= Directive =
Locate each line of the material that contains "name", then return it.

Collected data:
☆ ☆ ☆ ☆ ☆
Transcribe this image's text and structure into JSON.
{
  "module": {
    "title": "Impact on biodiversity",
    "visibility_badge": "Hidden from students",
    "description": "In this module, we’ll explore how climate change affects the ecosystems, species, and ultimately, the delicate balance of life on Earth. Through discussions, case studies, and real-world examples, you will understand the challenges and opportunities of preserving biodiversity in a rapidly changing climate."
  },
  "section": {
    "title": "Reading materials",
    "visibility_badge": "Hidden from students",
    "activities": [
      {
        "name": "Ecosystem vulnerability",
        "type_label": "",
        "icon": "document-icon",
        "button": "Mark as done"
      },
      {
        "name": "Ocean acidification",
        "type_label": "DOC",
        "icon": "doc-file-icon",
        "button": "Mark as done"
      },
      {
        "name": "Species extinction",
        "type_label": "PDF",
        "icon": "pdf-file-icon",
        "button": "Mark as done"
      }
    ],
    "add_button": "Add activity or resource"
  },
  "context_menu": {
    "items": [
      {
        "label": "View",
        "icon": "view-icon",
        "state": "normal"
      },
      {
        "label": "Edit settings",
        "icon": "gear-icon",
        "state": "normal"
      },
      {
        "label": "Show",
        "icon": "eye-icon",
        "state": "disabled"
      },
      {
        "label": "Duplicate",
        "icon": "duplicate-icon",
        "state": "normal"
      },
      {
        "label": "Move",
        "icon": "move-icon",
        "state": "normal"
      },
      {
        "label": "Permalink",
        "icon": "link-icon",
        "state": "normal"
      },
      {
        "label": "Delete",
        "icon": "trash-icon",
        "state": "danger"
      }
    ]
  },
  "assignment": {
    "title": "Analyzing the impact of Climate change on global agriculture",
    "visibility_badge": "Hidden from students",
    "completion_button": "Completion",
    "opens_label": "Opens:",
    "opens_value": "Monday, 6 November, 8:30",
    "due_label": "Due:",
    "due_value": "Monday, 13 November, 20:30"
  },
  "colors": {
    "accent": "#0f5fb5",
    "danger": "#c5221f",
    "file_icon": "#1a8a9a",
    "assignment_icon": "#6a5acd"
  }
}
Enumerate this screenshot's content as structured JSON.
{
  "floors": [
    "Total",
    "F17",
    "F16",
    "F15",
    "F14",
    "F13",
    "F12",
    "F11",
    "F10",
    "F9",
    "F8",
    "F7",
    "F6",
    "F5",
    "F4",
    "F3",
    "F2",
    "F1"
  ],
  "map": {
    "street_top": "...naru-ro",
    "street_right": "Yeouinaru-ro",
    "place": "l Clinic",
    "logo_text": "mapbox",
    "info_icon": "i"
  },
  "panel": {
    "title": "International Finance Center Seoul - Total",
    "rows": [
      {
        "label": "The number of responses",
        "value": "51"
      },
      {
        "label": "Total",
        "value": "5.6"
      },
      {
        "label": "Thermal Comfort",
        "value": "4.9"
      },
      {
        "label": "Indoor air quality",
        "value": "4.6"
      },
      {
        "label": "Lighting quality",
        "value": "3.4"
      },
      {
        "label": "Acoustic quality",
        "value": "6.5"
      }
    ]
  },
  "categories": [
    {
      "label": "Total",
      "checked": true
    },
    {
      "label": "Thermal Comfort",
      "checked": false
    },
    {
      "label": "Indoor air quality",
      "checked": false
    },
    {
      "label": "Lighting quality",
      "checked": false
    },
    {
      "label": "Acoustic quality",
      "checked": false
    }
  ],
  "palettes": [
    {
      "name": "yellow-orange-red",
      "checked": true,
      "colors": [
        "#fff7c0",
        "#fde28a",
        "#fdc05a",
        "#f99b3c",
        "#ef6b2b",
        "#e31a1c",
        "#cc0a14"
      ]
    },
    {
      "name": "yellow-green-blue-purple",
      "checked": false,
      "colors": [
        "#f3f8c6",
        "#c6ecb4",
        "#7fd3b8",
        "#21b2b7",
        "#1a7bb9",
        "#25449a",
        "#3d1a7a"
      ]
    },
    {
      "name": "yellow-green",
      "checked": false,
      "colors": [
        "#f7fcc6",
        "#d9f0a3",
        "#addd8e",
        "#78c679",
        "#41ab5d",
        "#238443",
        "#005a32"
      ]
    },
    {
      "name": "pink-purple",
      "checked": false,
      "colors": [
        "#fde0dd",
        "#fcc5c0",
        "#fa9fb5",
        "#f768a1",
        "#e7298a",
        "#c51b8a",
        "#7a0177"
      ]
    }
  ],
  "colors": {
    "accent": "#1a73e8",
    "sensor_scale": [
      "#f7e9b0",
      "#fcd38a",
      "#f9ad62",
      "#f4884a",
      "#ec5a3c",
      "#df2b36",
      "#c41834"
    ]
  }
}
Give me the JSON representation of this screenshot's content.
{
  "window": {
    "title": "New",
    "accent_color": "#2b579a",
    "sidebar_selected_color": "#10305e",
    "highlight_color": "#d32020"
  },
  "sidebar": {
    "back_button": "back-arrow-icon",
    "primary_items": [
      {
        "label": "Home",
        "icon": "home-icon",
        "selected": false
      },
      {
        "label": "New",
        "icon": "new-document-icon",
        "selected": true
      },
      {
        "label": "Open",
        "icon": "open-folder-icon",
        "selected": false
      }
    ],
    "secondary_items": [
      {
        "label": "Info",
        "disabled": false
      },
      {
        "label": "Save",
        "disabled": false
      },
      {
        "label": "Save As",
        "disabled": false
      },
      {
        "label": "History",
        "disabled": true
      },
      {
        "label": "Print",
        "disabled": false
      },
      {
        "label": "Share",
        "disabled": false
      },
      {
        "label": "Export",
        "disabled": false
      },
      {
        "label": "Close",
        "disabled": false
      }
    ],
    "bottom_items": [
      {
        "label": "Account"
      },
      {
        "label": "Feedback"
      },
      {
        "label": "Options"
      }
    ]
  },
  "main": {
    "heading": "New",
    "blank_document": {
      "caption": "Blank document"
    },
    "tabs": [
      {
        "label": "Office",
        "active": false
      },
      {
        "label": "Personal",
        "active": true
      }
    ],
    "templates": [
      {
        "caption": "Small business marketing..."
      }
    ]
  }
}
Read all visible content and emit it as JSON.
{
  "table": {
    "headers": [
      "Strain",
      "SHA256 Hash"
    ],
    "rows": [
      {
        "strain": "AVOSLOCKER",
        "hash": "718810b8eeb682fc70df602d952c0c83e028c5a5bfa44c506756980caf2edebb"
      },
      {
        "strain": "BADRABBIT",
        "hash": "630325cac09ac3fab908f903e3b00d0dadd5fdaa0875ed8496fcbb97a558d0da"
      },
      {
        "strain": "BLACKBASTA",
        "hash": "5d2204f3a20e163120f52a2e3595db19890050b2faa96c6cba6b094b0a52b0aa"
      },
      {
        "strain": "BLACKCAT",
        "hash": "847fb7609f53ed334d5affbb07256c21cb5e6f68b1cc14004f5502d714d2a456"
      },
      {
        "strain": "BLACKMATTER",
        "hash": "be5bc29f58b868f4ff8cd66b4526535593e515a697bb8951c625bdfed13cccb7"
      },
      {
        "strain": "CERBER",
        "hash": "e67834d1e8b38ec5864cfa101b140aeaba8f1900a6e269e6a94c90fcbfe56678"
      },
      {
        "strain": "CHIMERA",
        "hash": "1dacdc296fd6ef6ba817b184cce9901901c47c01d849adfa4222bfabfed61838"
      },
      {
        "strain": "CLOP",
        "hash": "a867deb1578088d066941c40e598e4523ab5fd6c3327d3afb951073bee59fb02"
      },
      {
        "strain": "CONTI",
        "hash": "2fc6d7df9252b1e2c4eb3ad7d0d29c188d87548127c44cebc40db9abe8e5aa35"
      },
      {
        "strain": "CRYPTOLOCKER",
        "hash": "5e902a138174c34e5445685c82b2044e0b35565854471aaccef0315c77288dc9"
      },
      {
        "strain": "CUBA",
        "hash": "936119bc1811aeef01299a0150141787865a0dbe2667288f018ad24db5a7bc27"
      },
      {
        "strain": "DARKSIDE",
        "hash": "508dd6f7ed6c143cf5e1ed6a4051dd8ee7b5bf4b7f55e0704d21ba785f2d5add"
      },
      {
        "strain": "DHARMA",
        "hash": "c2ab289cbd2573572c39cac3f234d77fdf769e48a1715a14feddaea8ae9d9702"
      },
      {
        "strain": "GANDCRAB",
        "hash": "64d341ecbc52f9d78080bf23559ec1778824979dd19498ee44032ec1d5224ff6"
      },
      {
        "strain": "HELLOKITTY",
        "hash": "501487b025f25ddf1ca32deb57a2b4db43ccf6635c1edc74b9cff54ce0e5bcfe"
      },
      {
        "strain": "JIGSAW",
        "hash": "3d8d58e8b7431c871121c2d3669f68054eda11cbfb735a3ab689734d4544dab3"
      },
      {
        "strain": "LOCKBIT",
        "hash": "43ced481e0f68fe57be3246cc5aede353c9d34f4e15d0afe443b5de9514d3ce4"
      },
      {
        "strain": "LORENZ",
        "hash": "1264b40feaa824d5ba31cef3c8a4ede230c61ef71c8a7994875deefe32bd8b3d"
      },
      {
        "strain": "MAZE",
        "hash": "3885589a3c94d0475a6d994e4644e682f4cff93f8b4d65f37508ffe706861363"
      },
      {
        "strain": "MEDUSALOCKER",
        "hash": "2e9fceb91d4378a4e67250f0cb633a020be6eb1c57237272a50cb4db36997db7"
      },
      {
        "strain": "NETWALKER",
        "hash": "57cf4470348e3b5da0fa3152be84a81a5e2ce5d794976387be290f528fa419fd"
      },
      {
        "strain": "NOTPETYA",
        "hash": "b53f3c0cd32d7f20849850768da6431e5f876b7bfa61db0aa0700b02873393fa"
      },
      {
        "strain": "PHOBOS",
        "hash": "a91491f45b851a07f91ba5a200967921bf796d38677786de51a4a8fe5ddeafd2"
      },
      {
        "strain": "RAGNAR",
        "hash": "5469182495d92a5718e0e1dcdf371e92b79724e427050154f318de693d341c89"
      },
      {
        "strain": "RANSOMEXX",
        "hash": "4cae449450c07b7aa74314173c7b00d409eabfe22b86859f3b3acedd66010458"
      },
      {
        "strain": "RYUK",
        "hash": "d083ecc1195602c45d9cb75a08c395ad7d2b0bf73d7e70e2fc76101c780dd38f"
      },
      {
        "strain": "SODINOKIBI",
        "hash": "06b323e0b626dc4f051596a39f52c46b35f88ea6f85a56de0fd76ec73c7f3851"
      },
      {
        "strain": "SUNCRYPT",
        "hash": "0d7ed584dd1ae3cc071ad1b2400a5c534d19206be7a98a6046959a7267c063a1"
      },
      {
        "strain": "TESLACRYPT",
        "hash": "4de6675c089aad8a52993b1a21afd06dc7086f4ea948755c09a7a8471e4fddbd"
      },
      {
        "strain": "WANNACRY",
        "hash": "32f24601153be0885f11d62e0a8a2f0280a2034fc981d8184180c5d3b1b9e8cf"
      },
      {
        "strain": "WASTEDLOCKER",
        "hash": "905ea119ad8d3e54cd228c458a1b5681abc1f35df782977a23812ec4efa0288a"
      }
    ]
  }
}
☆ ☆ ☆ ☆ ☆
= Solution for this task =
        "name": "Ecosystem vulnerability",
        "name": "Ocean acidification",
        "name": "Species extinction",
      "name": "yellow-orange-red",
      "name": "yellow-green-blue-purple",
      "name": "yellow-green",
      "name": "pink-purple",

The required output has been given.